-- begin Record extracts --

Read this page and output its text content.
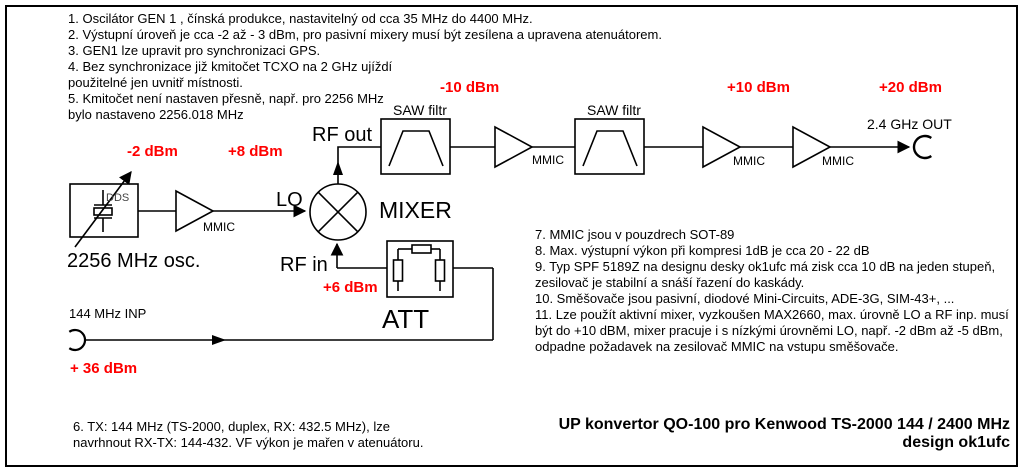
1. Oscilátor GEN 1 , čínská produkce, nastavitelný od cca 35 MHz do 4400 MHz.
2. Výstupní úroveň je cca -2 až - 3 dBm, pro pasivní mixery musí být zesílena a upravena atenuátorem.
3. GEN1 lze upravit pro synchronizaci GPS.
4. Bez synchronizace již kmitočet TCXO na 2 GHz ujíždí
použitelné jen uvnitř místnosti.
5. Kmitočet není nastaven přesně, např. pro 2256 MHz
bylo nastaveno 2256.018 MHz
7. MMIC jsou v pouzdrech SOT-89
8. Max. výstupní výkon při kompresi 1dB je cca 20 - 22 dB
9. Typ SPF 5189Z na designu desky ok1ufc má zisk cca 10 dB na jeden stupeň,
zesilovač je stabilní a snáší řazení do kaskády.
10. Směšovače jsou pasivní, diodové Mini-Circuits, ADE-3G, SIM-43+, ...
11. Lze použít aktivní mixer, vyzkoušen MAX2660, max. úrovně LO a RF inp. musí
být do +10 dBM, mixer pracuje i s nízkými úrovněmi LO, např. -2 dBm až -5 dBm,
odpadne požadavek na zesilovač MMIC na vstupu směšovače.
6. TX: 144 MHz (TS-2000, duplex, RX: 432.5 MHz), lze
navrhnout RX-TX: 144-432. VF výkon je mařen v atenuátoru.
UP konvertor QO-100 pro Kenwood TS-2000 144 / 2400 MHz
design ok1ufc
-2 dBm	+8 dBm
-10 dBm	+10 dBm	+20 dBm
+6 dBm
+ 36 dBm
DDS
2256 MHz osc.
MMIC
LO
RF out
RF in
MIXER
ATT
SAW filtr	SAW filtr
MMIC	MMIC	MMIC
144 MHz INP
2.4 GHz OUT
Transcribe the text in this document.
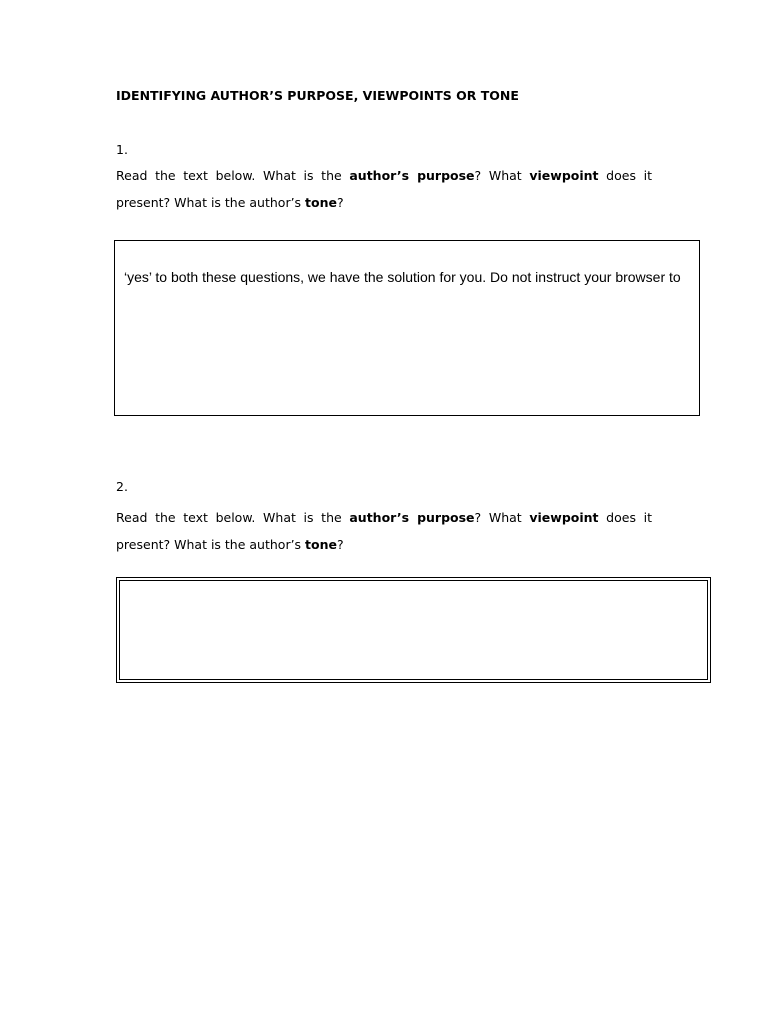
IDENTIFYING AUTHOR’S PURPOSE, VIEWPOINTS OR TONE
1.
Read the text below. What is the author’s purpose? What viewpoint does it
present? What is the author’s tone?
‘yes’ to both these questions, we have the solution for you. Do not instruct your browser to
2.
Read the text below. What is the author’s purpose? What viewpoint does it
present? What is the author’s tone?
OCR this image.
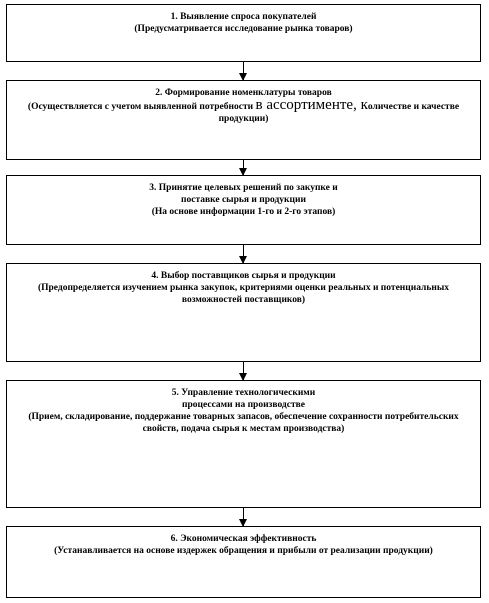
1. Выявление спроса покупателей
(Предусматривается исследование рынка товаров)
2. Формирование номенклатуры товаров
(Осуществляется с учетом выявленной потребности в ассортименте, количестве и качестве продукции)
3. Принятие целевых решений по закупке и поставке сырья и продукции
(На основе информации 1-го и 2-го этапов)
4. Выбор поставщиков сырья и продукции
(Предопределяется изучением рынка закупок, критериями оценки реальных и потенциальных возможностей поставщиков)
5. Управление технологическими процессами на производстве
(Прием, складирование, поддержание товарных запасов, обеспечение сохранности потребительских свойств, подача сырья к местам производства)
6. Экономическая эффективность
(Устанавливается на основе издержек обращения и прибыли от реализации продукции)
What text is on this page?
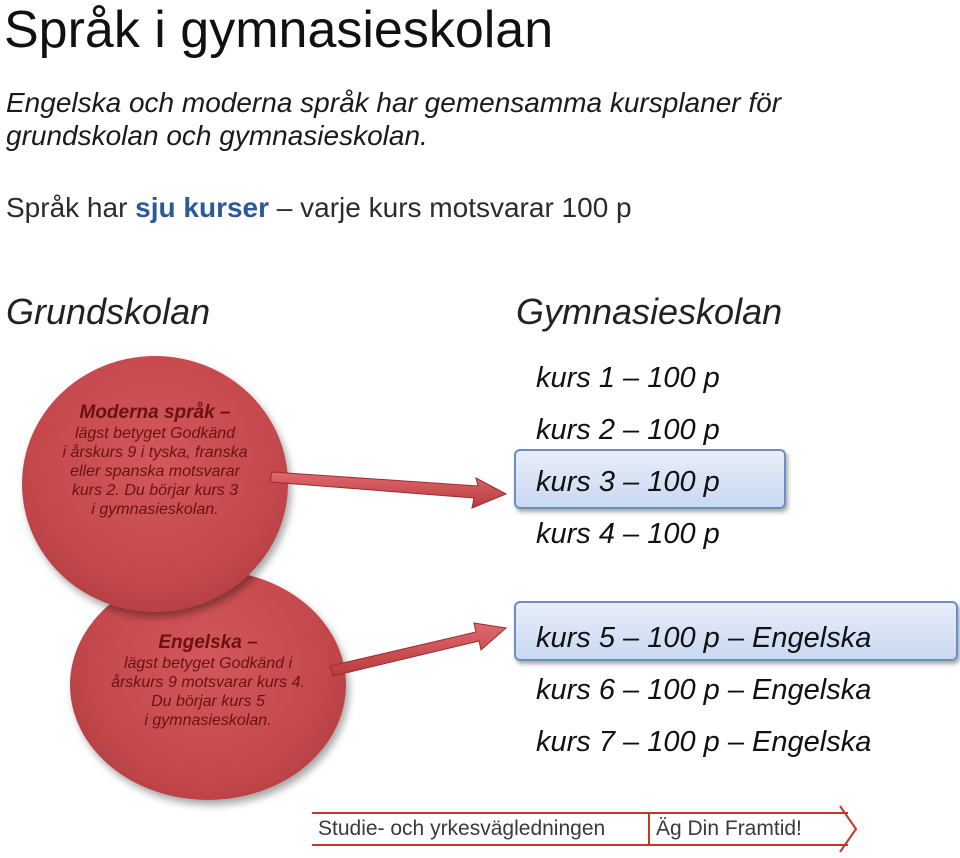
Språk i gymnasieskolan
Engelska och moderna språk har gemensamma kursplaner för grundskolan och gymnasieskolan.
Språk har sju kurser – varje kurs motsvarar 100 p
Grundskolan	Gymnasieskolan
Engelska –
lägst betyget Godkänd i
årskurs 9 motsvarar kurs 4.
Du börjar kurs 5
i gymnasieskolan.
Moderna språk –
lägst betyget Godkänd
i årskurs 9 i tyska, franska
eller spanska motsvarar
kurs 2. Du börjar kurs 3
i gymnasieskolan.
kurs 1 – 100 p
kurs 2 – 100 p
kurs 3 – 100 p
kurs 4 – 100 p
kurs 5 – 100 p – Engelska
kurs 6 – 100 p – Engelska
kurs 7 – 100 p – Engelska
Studie- och yrkesvägledningen Äg Din Framtid!
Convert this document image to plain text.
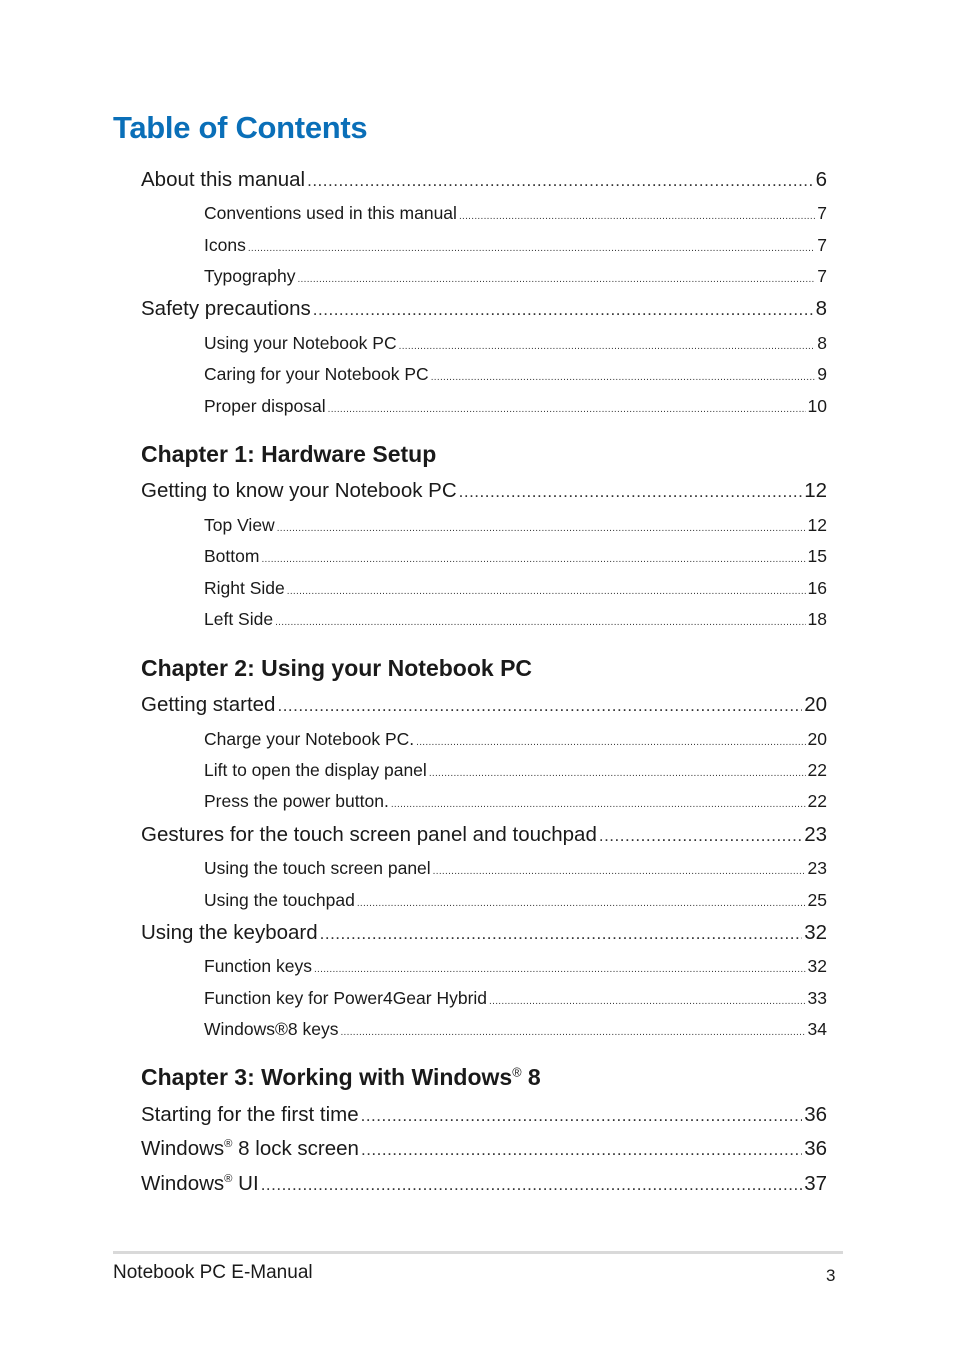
Table of Contents
About this manual .....	6
Conventions used in this manual .....	7
Icons .....	7
Typography .....	7
Safety precautions .....	8
Using your Notebook PC .....	8
Caring for your Notebook PC .....	9
Proper disposal .....	10
Chapter 1: Hardware Setup
Getting to know your Notebook PC .....	12
Top View .....	12
Bottom .....	15
Right Side .....	16
Left Side .....	18
Chapter 2: Using your Notebook PC
Getting started .....	20
Charge your Notebook PC. .....	20
Lift to open the display panel .....	22
Press the power button. .....	22
Gestures for the touch screen panel and touchpad .....	23
Using the touch screen panel .....	23
Using the touchpad .....	25
Using the keyboard .....	32
Function keys .....	32
Function key for Power4Gear Hybrid .....	33
Windows®8 keys .....	34
Chapter 3: Working with Windows® 8
Starting for the first time .....	36
Windows® 8 lock screen .....	36
Windows® UI .....	37
Notebook PC E-Manual	3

-- end Record extracts --

• What you will do: Copy every record character for character. Skip the pictures.

• Task answer:
Read this page and output its text content.
1. Oscilátor GEN 1 , čínská produkce, nastavitelný od cca 35 MHz do 4400 MHz.
2. Výstupní úroveň je cca -2 až - 3 dBm, pro pasivní mixery musí být zesílena a upravena atenuátorem.
3. GEN1 lze upravit pro synchronizaci GPS.
4. Bez synchronizace již kmitočet TCXO na 2 GHz ujíždí
použitelné jen uvnitř místnosti.
5. Kmitočet není nastaven přesně, např. pro 2256 MHz
bylo nastaveno 2256.018 MHz
7. MMIC jsou v pouzdrech SOT-89
8. Max. výstupní výkon při kompresi 1dB je cca 20 - 22 dB
9. Typ SPF 5189Z na designu desky ok1ufc má zisk cca 10 dB na jeden stupeň,
zesilovač je stabilní a snáší řazení do kaskády.
10. Směšovače jsou pasivní, diodové Mini-Circuits, ADE-3G, SIM-43+, ...
11. Lze použít aktivní mixer, vyzkoušen MAX2660, max. úrovně LO a RF inp. musí
být do +10 dBM, mixer pracuje i s nízkými úrovněmi LO, např. -2 dBm až -5 dBm,
odpadne požadavek na zesilovač MMIC na vstupu směšovače.
6. TX: 144 MHz (TS-2000, duplex, RX: 432.5 MHz), lze
navrhnout RX-TX: 144-432. VF výkon je mařen v atenuátoru.
UP konvertor QO-100 pro Kenwood TS-2000 144 / 2400 MHz
design ok1ufc
-2 dBm	+8 dBm
-10 dBm	+10 dBm	+20 dBm
+6 dBm
+ 36 dBm
DDS
2256 MHz osc.
MMIC
LO
RF out
RF in
MIXER
ATT
SAW filtr	SAW filtr
MMIC	MMIC	MMIC
144 MHz INP
2.4 GHz OUT
Transcribe the text in this document.
IDENTIFYING AUTHOR’S PURPOSE, VIEWPOINTS OR TONE
1.
Read the text below. What is the author’s purpose? What viewpoint does it
present? What is the author’s tone?
‘yes’ to both these questions, we have the solution for you. Do not instruct your browser to
2.
Read the text below. What is the author’s purpose? What viewpoint does it
present? What is the author’s tone?
OCR this image.
1. Выявление спроса покупателей
(Предусматривается исследование рынка товаров)
2. Формирование номенклатуры товаров
(Осуществляется с учетом выявленной потребности в ассортименте, количестве и качестве продукции)
3. Принятие целевых решений по закупке и поставке сырья и продукции
(На основе информации 1-го и 2-го этапов)
4. Выбор поставщиков сырья и продукции
(Предопределяется изучением рынка закупок, критериями оценки реальных и потенциальных возможностей поставщиков)
5. Управление технологическими процессами на производстве
(Прием, складирование, поддержание товарных запасов, обеспечение сохранности потребительских свойств, подача сырья к местам производства)
6. Экономическая эффективность
(Устанавливается на основе издержек обращения и прибыли от реализации продукции)
What text is on this page?
Språk i gymnasieskolan
Engelska och moderna språk har gemensamma kursplaner för grundskolan och gymnasieskolan.
Språk har sju kurser – varje kurs motsvarar 100 p
Grundskolan	Gymnasieskolan
Engelska –
lägst betyget Godkänd i
årskurs 9 motsvarar kurs 4.
Du börjar kurs 5
i gymnasieskolan.
Moderna språk –
lägst betyget Godkänd
i årskurs 9 i tyska, franska
eller spanska motsvarar
kurs 2. Du börjar kurs 3
i gymnasieskolan.
kurs 1 – 100 p
kurs 2 – 100 p
kurs 3 – 100 p
kurs 4 – 100 p
kurs 5 – 100 p – Engelska
kurs 6 – 100 p – Engelska
kurs 7 – 100 p – Engelska
Studie- och yrkesvägledningen Äg Din Framtid!
Convert this document image to plain text.
Table of Contents
About this manual .....	6
Conventions used in this manual .....	7
Icons .....	7
Typography .....	7
Safety precautions .....	8
Using your Notebook PC .....	8
Caring for your Notebook PC .....	9
Proper disposal .....	10
Chapter 1: Hardware Setup
Getting to know your Notebook PC .....	12
Top View .....	12
Bottom .....	15
Right Side .....	16
Left Side .....	18
Chapter 2: Using your Notebook PC
Getting started .....	20
Charge your Notebook PC. .....	20
Lift to open the display panel .....	22
Press the power button. .....	22
Gestures for the touch screen panel and touchpad .....	23
Using the touch screen panel .....	23
Using the touchpad .....	25
Using the keyboard .....	32
Function keys .....	32
Function key for Power4Gear Hybrid .....	33
Windows®8 keys .....	34
Chapter 3: Working with Windows® 8
Starting for the first time .....	36
Windows® 8 lock screen .....	36
Windows® UI .....	37
Notebook PC E-Manual	3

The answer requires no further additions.